Given records —
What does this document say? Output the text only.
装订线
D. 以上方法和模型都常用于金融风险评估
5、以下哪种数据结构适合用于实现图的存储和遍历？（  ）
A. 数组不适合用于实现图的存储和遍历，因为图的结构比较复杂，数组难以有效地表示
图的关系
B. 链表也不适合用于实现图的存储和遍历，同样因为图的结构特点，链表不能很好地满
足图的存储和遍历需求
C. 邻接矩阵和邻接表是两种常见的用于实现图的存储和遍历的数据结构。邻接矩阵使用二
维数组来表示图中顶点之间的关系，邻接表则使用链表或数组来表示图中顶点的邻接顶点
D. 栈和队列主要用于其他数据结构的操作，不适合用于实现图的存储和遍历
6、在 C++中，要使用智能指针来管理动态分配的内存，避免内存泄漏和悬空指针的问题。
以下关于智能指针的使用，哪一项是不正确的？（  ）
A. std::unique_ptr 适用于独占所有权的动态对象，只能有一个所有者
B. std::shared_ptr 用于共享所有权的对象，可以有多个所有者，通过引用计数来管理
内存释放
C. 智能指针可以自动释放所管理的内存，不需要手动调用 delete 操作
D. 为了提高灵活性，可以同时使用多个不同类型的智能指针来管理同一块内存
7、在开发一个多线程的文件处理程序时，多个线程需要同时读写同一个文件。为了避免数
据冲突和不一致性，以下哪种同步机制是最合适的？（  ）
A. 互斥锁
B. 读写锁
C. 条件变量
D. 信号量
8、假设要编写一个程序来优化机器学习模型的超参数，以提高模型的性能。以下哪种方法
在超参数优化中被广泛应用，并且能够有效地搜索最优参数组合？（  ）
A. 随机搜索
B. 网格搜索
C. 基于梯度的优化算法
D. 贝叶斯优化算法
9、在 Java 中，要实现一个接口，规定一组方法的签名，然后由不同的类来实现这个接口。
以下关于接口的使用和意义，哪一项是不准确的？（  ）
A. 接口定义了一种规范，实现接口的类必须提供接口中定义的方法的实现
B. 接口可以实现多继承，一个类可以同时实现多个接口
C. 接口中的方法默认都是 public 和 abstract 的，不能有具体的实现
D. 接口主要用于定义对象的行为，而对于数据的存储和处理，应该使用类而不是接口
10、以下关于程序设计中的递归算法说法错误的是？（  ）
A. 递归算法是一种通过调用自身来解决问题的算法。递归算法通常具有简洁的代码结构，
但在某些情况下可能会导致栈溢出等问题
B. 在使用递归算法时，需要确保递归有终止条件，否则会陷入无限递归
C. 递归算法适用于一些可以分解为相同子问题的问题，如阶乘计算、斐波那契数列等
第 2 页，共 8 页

Task statement — Each record must be returned exactly as it is written.

The reply —
What does this document say? Output the text only.
装订线
D. 以上方法和模型都常用于金融风险评估
5、以下哪种数据结构适合用于实现图的存储和遍历？（  ）
A. 数组不适合用于实现图的存储和遍历，因为图的结构比较复杂，数组难以有效地表示
图的关系
B. 链表也不适合用于实现图的存储和遍历，同样因为图的结构特点，链表不能很好地满
足图的存储和遍历需求
C. 邻接矩阵和邻接表是两种常见的用于实现图的存储和遍历的数据结构。邻接矩阵使用二
维数组来表示图中顶点之间的关系，邻接表则使用链表或数组来表示图中顶点的邻接顶点
D. 栈和队列主要用于其他数据结构的操作，不适合用于实现图的存储和遍历
6、在 C++中，要使用智能指针来管理动态分配的内存，避免内存泄漏和悬空指针的问题。
以下关于智能指针的使用，哪一项是不正确的？（  ）
A. std::unique_ptr 适用于独占所有权的动态对象，只能有一个所有者
B. std::shared_ptr 用于共享所有权的对象，可以有多个所有者，通过引用计数来管理
内存释放
C. 智能指针可以自动释放所管理的内存，不需要手动调用 delete 操作
D. 为了提高灵活性，可以同时使用多个不同类型的智能指针来管理同一块内存
7、在开发一个多线程的文件处理程序时，多个线程需要同时读写同一个文件。为了避免数
据冲突和不一致性，以下哪种同步机制是最合适的？（  ）
A. 互斥锁
B. 读写锁
C. 条件变量
D. 信号量
8、假设要编写一个程序来优化机器学习模型的超参数，以提高模型的性能。以下哪种方法
在超参数优化中被广泛应用，并且能够有效地搜索最优参数组合？（  ）
A. 随机搜索
B. 网格搜索
C. 基于梯度的优化算法
D. 贝叶斯优化算法
9、在 Java 中，要实现一个接口，规定一组方法的签名，然后由不同的类来实现这个接口。
以下关于接口的使用和意义，哪一项是不准确的？（  ）
A. 接口定义了一种规范，实现接口的类必须提供接口中定义的方法的实现
B. 接口可以实现多继承，一个类可以同时实现多个接口
C. 接口中的方法默认都是 public 和 abstract 的，不能有具体的实现
D. 接口主要用于定义对象的行为，而对于数据的存储和处理，应该使用类而不是接口
10、以下关于程序设计中的递归算法说法错误的是？（  ）
A. 递归算法是一种通过调用自身来解决问题的算法。递归算法通常具有简洁的代码结构，
但在某些情况下可能会导致栈溢出等问题
B. 在使用递归算法时，需要确保递归有终止条件，否则会陷入无限递归
C. 递归算法适用于一些可以分解为相同子问题的问题，如阶乘计算、斐波那契数列等
第 2 页，共 8 页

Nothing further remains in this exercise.